Records from a collection
## begin

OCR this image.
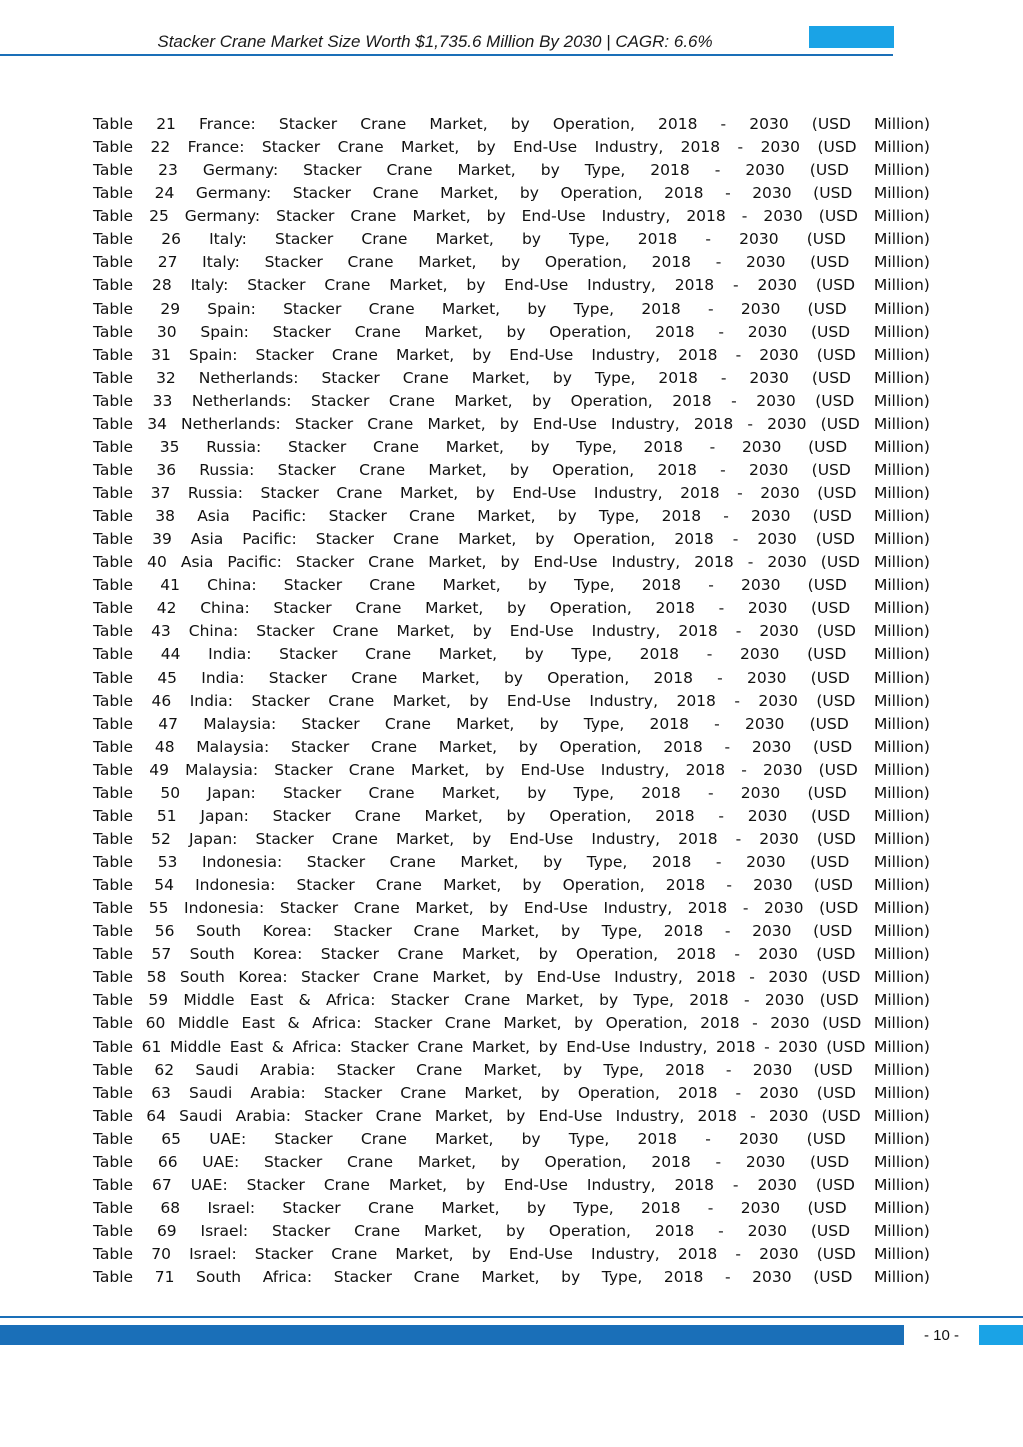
Stacker Crane Market Size Worth $1,735.6 Million By 2030 | CAGR: 6.6%
Table 21 France: Stacker Crane Market, by Operation, 2018 - 2030 (USD Million)
Table 22 France: Stacker Crane Market, by End-Use Industry, 2018 - 2030 (USD Million)
Table 23 Germany: Stacker Crane Market, by Type, 2018 - 2030 (USD Million)
Table 24 Germany: Stacker Crane Market, by Operation, 2018 - 2030 (USD Million)
Table 25 Germany: Stacker Crane Market, by End-Use Industry, 2018 - 2030 (USD Million)
Table 26 Italy: Stacker Crane Market, by Type, 2018 - 2030 (USD Million)
Table 27 Italy: Stacker Crane Market, by Operation, 2018 - 2030 (USD Million)
Table 28 Italy: Stacker Crane Market, by End-Use Industry, 2018 - 2030 (USD Million)
Table 29 Spain: Stacker Crane Market, by Type, 2018 - 2030 (USD Million)
Table 30 Spain: Stacker Crane Market, by Operation, 2018 - 2030 (USD Million)
Table 31 Spain: Stacker Crane Market, by End-Use Industry, 2018 - 2030 (USD Million)
Table 32 Netherlands: Stacker Crane Market, by Type, 2018 - 2030 (USD Million)
Table 33 Netherlands: Stacker Crane Market, by Operation, 2018 - 2030 (USD Million)
Table 34 Netherlands: Stacker Crane Market, by End-Use Industry, 2018 - 2030 (USD Million)
Table 35 Russia: Stacker Crane Market, by Type, 2018 - 2030 (USD Million)
Table 36 Russia: Stacker Crane Market, by Operation, 2018 - 2030 (USD Million)
Table 37 Russia: Stacker Crane Market, by End-Use Industry, 2018 - 2030 (USD Million)
Table 38 Asia Pacific: Stacker Crane Market, by Type, 2018 - 2030 (USD Million)
Table 39 Asia Pacific: Stacker Crane Market, by Operation, 2018 - 2030 (USD Million)
Table 40 Asia Pacific: Stacker Crane Market, by End-Use Industry, 2018 - 2030 (USD Million)
Table 41 China: Stacker Crane Market, by Type, 2018 - 2030 (USD Million)
Table 42 China: Stacker Crane Market, by Operation, 2018 - 2030 (USD Million)
Table 43 China: Stacker Crane Market, by End-Use Industry, 2018 - 2030 (USD Million)
Table 44 India: Stacker Crane Market, by Type, 2018 - 2030 (USD Million)
Table 45 India: Stacker Crane Market, by Operation, 2018 - 2030 (USD Million)
Table 46 India: Stacker Crane Market, by End-Use Industry, 2018 - 2030 (USD Million)
Table 47 Malaysia: Stacker Crane Market, by Type, 2018 - 2030 (USD Million)
Table 48 Malaysia: Stacker Crane Market, by Operation, 2018 - 2030 (USD Million)
Table 49 Malaysia: Stacker Crane Market, by End-Use Industry, 2018 - 2030 (USD Million)
Table 50 Japan: Stacker Crane Market, by Type, 2018 - 2030 (USD Million)
Table 51 Japan: Stacker Crane Market, by Operation, 2018 - 2030 (USD Million)
Table 52 Japan: Stacker Crane Market, by End-Use Industry, 2018 - 2030 (USD Million)
Table 53 Indonesia: Stacker Crane Market, by Type, 2018 - 2030 (USD Million)
Table 54 Indonesia: Stacker Crane Market, by Operation, 2018 - 2030 (USD Million)
Table 55 Indonesia: Stacker Crane Market, by End-Use Industry, 2018 - 2030 (USD Million)
Table 56 South Korea: Stacker Crane Market, by Type, 2018 - 2030 (USD Million)
Table 57 South Korea: Stacker Crane Market, by Operation, 2018 - 2030 (USD Million)
Table 58 South Korea: Stacker Crane Market, by End-Use Industry, 2018 - 2030 (USD Million)
Table 59 Middle East & Africa: Stacker Crane Market, by Type, 2018 - 2030 (USD Million)
Table 60 Middle East & Africa: Stacker Crane Market, by Operation, 2018 - 2030 (USD Million)
Table 61 Middle East & Africa: Stacker Crane Market, by End-Use Industry, 2018 - 2030 (USD Million)
Table 62 Saudi Arabia: Stacker Crane Market, by Type, 2018 - 2030 (USD Million)
Table 63 Saudi Arabia: Stacker Crane Market, by Operation, 2018 - 2030 (USD Million)
Table 64 Saudi Arabia: Stacker Crane Market, by End-Use Industry, 2018 - 2030 (USD Million)
Table 65 UAE: Stacker Crane Market, by Type, 2018 - 2030 (USD Million)
Table 66 UAE: Stacker Crane Market, by Operation, 2018 - 2030 (USD Million)
Table 67 UAE: Stacker Crane Market, by End-Use Industry, 2018 - 2030 (USD Million)
Table 68 Israel: Stacker Crane Market, by Type, 2018 - 2030 (USD Million)
Table 69 Israel: Stacker Crane Market, by Operation, 2018 - 2030 (USD Million)
Table 70 Israel: Stacker Crane Market, by End-Use Industry, 2018 - 2030 (USD Million)
Table 71 South Africa: Stacker Crane Market, by Type, 2018 - 2030 (USD Million)
- 10 -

## end

Gather up every line from the listing above in which the word "South" occurs.

Result for this task:
Table 56 South Korea: Stacker Crane Market, by Type, 2018 - 2030 (USD Million)
Table 57 South Korea: Stacker Crane Market, by Operation, 2018 - 2030 (USD Million)
Table 58 South Korea: Stacker Crane Market, by End-Use Industry, 2018 - 2030 (USD Million)
Table 71 South Africa: Stacker Crane Market, by Type, 2018 - 2030 (USD Million)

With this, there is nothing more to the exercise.